What this task involves: Return every entry exactly.

== Exercise inputs

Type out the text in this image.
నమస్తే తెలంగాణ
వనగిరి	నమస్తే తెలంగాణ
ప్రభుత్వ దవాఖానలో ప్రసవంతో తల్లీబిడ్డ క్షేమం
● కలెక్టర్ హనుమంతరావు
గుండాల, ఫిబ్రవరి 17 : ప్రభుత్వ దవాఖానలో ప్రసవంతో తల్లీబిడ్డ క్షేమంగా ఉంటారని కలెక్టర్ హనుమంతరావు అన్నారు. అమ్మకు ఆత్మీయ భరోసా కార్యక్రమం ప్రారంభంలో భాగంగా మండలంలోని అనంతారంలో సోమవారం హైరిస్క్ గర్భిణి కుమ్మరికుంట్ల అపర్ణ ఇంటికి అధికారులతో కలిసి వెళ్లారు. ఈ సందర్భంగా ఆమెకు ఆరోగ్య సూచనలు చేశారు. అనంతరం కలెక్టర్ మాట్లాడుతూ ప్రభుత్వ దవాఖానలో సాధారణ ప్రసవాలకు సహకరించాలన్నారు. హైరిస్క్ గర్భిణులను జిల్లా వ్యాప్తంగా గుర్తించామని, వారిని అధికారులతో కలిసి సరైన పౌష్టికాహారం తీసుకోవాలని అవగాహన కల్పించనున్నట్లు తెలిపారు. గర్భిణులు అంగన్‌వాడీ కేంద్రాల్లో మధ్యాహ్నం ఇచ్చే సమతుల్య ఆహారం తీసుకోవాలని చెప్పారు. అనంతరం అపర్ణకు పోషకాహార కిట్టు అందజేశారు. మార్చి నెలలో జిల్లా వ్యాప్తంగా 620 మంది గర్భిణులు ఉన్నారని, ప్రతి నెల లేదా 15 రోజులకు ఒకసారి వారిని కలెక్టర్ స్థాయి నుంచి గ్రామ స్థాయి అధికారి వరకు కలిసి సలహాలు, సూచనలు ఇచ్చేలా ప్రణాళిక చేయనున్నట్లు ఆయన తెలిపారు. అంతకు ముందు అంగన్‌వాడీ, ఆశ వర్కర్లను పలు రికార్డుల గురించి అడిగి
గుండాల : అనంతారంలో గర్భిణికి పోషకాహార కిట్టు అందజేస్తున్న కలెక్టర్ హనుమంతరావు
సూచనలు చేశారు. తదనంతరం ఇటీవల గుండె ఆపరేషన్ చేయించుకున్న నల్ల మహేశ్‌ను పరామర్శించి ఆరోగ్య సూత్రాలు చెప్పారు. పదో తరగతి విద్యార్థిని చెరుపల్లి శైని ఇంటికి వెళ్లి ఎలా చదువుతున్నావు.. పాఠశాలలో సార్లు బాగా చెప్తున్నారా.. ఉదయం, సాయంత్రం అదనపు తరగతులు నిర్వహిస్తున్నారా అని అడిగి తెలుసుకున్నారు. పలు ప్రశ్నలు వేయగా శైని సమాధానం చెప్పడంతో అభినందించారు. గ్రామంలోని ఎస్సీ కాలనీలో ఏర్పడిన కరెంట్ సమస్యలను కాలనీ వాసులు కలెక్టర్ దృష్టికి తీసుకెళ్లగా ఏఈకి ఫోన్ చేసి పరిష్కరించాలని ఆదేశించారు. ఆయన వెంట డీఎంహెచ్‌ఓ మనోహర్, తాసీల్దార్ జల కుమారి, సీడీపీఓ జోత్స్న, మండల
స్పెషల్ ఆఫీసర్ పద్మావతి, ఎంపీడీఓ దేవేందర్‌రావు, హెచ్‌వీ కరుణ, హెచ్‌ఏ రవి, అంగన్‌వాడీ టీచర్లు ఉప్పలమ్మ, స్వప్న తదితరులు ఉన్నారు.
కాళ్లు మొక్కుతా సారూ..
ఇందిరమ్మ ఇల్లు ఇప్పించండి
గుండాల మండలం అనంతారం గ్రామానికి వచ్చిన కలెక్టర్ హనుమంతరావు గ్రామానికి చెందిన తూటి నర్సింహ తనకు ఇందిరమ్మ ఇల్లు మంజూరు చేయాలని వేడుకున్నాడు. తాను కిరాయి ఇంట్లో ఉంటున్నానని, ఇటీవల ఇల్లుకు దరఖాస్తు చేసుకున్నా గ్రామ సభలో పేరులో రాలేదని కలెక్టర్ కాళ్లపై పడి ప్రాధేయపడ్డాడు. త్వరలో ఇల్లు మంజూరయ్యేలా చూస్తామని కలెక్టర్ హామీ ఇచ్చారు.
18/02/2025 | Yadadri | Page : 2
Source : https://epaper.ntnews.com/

====

Reply:
Type out the text in this image.
నమస్తే తెలంగాణ
వనగిరి	నమస్తే తెలంగాణ
ప్రభుత్వ దవాఖానలో ప్రసవంతో తల్లీబిడ్డ క్షేమం
● కలెక్టర్ హనుమంతరావు
గుండాల, ఫిబ్రవరి 17 : ప్రభుత్వ దవాఖానలో ప్రసవంతో తల్లీబిడ్డ క్షేమంగా ఉంటారని కలెక్టర్ హనుమంతరావు అన్నారు. అమ్మకు ఆత్మీయ భరోసా కార్యక్రమం ప్రారంభంలో భాగంగా మండలంలోని అనంతారంలో సోమవారం హైరిస్క్ గర్భిణి కుమ్మరికుంట్ల అపర్ణ ఇంటికి అధికారులతో కలిసి వెళ్లారు. ఈ సందర్భంగా ఆమెకు ఆరోగ్య సూచనలు చేశారు. అనంతరం కలెక్టర్ మాట్లాడుతూ ప్రభుత్వ దవాఖానలో సాధారణ ప్రసవాలకు సహకరించాలన్నారు. హైరిస్క్ గర్భిణులను జిల్లా వ్యాప్తంగా గుర్తించామని, వారిని అధికారులతో కలిసి సరైన పౌష్టికాహారం తీసుకోవాలని అవగాహన కల్పించనున్నట్లు తెలిపారు. గర్భిణులు అంగన్‌వాడీ కేంద్రాల్లో మధ్యాహ్నం ఇచ్చే సమతుల్య ఆహారం తీసుకోవాలని చెప్పారు. అనంతరం అపర్ణకు పోషకాహార కిట్టు అందజేశారు. మార్చి నెలలో జిల్లా వ్యాప్తంగా 620 మంది గర్భిణులు ఉన్నారని, ప్రతి నెల లేదా 15 రోజులకు ఒకసారి వారిని కలెక్టర్ స్థాయి నుంచి గ్రామ స్థాయి అధికారి వరకు కలిసి సలహాలు, సూచనలు ఇచ్చేలా ప్రణాళిక చేయనున్నట్లు ఆయన తెలిపారు. అంతకు ముందు అంగన్‌వాడీ, ఆశ వర్కర్లను పలు రికార్డుల గురించి అడిగి
గుండాల : అనంతారంలో గర్భిణికి పోషకాహార కిట్టు అందజేస్తున్న కలెక్టర్ హనుమంతరావు
సూచనలు చేశారు. తదనంతరం ఇటీవల గుండె ఆపరేషన్ చేయించుకున్న నల్ల మహేశ్‌ను పరామర్శించి ఆరోగ్య సూత్రాలు చెప్పారు. పదో తరగతి విద్యార్థిని చెరుపల్లి శైని ఇంటికి వెళ్లి ఎలా చదువుతున్నావు.. పాఠశాలలో సార్లు బాగా చెప్తున్నారా.. ఉదయం, సాయంత్రం అదనపు తరగతులు నిర్వహిస్తున్నారా అని అడిగి తెలుసుకున్నారు. పలు ప్రశ్నలు వేయగా శైని సమాధానం చెప్పడంతో అభినందించారు. గ్రామంలోని ఎస్సీ కాలనీలో ఏర్పడిన కరెంట్ సమస్యలను కాలనీ వాసులు కలెక్టర్ దృష్టికి తీసుకెళ్లగా ఏఈకి ఫోన్ చేసి పరిష్కరించాలని ఆదేశించారు. ఆయన వెంట డీఎంహెచ్‌ఓ మనోహర్, తాసీల్దార్ జల కుమారి, సీడీపీఓ జోత్స్న, మండల
స్పెషల్ ఆఫీసర్ పద్మావతి, ఎంపీడీఓ దేవేందర్‌రావు, హెచ్‌వీ కరుణ, హెచ్‌ఏ రవి, అంగన్‌వాడీ టీచర్లు ఉప్పలమ్మ, స్వప్న తదితరులు ఉన్నారు.
కాళ్లు మొక్కుతా సారూ..
ఇందిరమ్మ ఇల్లు ఇప్పించండి
గుండాల మండలం అనంతారం గ్రామానికి వచ్చిన కలెక్టర్ హనుమంతరావు గ్రామానికి చెందిన తూటి నర్సింహ తనకు ఇందిరమ్మ ఇల్లు మంజూరు చేయాలని వేడుకున్నాడు. తాను కిరాయి ఇంట్లో ఉంటున్నానని, ఇటీవల ఇల్లుకు దరఖాస్తు చేసుకున్నా గ్రామ సభలో పేరులో రాలేదని కలెక్టర్ కాళ్లపై పడి ప్రాధేయపడ్డాడు. త్వరలో ఇల్లు మంజూరయ్యేలా చూస్తామని కలెక్టర్ హామీ ఇచ్చారు.
18/02/2025 | Yadadri | Page : 2
Source : https://epaper.ntnews.com/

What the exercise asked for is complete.